= TO BE DONE =
Copy every entry word for word, but skip the pictures.
<<<<
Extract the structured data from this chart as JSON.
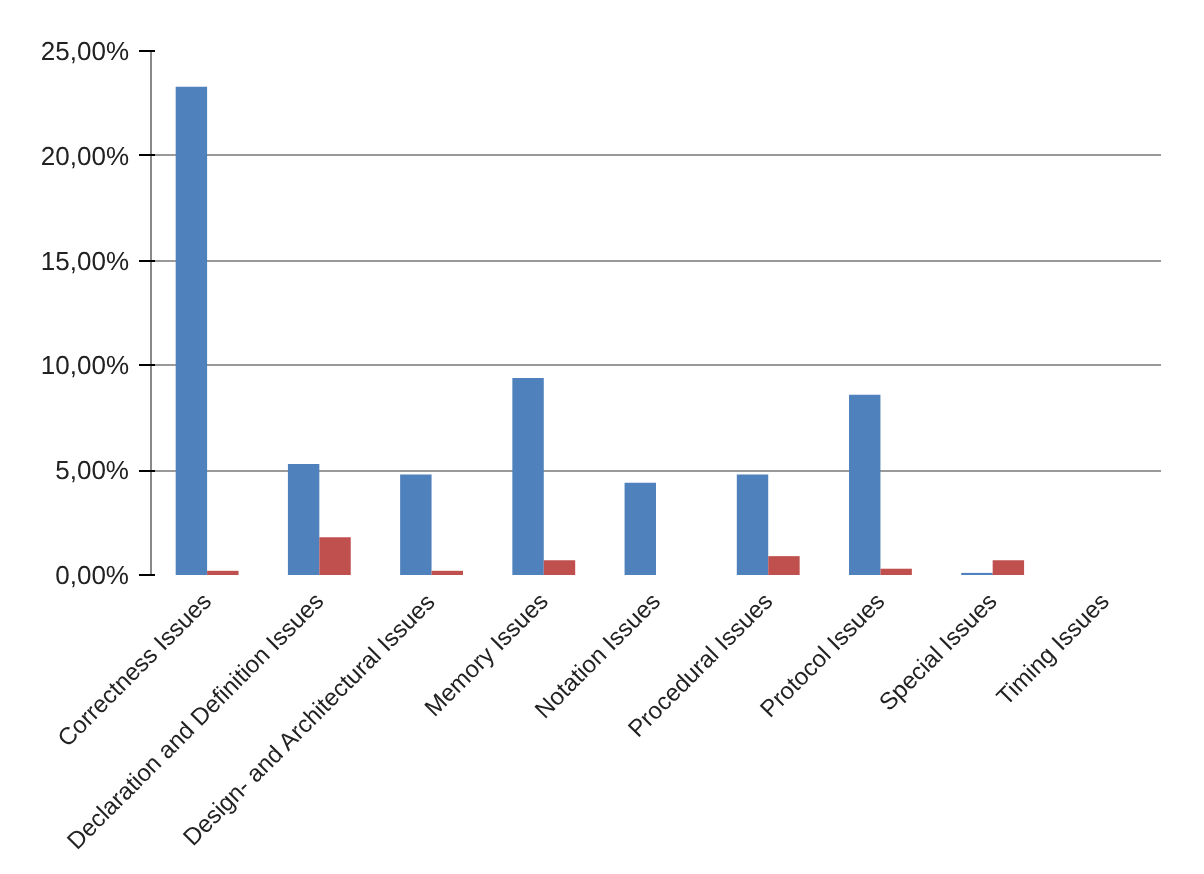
{
  "chart_data": {
    "type": "bar",
    "categories": [
      "Correctness Issues",
      "Declaration and Definition Issues",
      "Design- and Architectural Issues",
      "Memory Issues",
      "Notation Issues",
      "Procedural Issues",
      "Protocol Issues",
      "Special Issues",
      "Timing Issues"
    ],
    "series": [
      {
        "color": "#4f81bd",
        "values": [
          23.3,
          5.3,
          4.8,
          9.4,
          4.4,
          4.8,
          8.6,
          0.1,
          0
        ]
      },
      {
        "color": "#c0504d",
        "values": [
          0.2,
          1.8,
          0.2,
          0.7,
          0,
          0.9,
          0.3,
          0.7,
          0
        ]
      }
    ],
    "ylim": [
      0,
      25
    ],
    "yticks": [
      {
        "value": 0,
        "label": "0,00%"
      },
      {
        "value": 5,
        "label": "5,00%"
      },
      {
        "value": 10,
        "label": "10,00%"
      },
      {
        "value": 15,
        "label": "15,00%"
      },
      {
        "value": 20,
        "label": "20,00%"
      },
      {
        "value": 25,
        "label": "25,00%"
      }
    ],
    "grid": "y"
  }
}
>>>>
= TASK SOLUTION =
Extract the structured data from this chart as JSON.
{
  "chart_data": {
    "type": "bar",
    "categories": [
      "Correctness Issues",
      "Declaration and Definition Issues",
      "Design- and Architectural Issues",
      "Memory Issues",
      "Notation Issues",
      "Procedural Issues",
      "Protocol Issues",
      "Special Issues",
      "Timing Issues"
    ],
    "series": [
      {
        "color": "#4f81bd",
        "values": [
          23.3,
          5.3,
          4.8,
          9.4,
          4.4,
          4.8,
          8.6,
          0.1,
          0
        ]
      },
      {
        "color": "#c0504d",
        "values": [
          0.2,
          1.8,
          0.2,
          0.7,
          0,
          0.9,
          0.3,
          0.7,
          0
        ]
      }
    ],
    "ylim": [
      0,
      25
    ],
    "yticks": [
      {
        "value": 0,
        "label": "0,00%"
      },
      {
        "value": 5,
        "label": "5,00%"
      },
      {
        "value": 10,
        "label": "10,00%"
      },
      {
        "value": 15,
        "label": "15,00%"
      },
      {
        "value": 20,
        "label": "20,00%"
      },
      {
        "value": 25,
        "label": "25,00%"
      }
    ],
    "grid": "y"
  }
}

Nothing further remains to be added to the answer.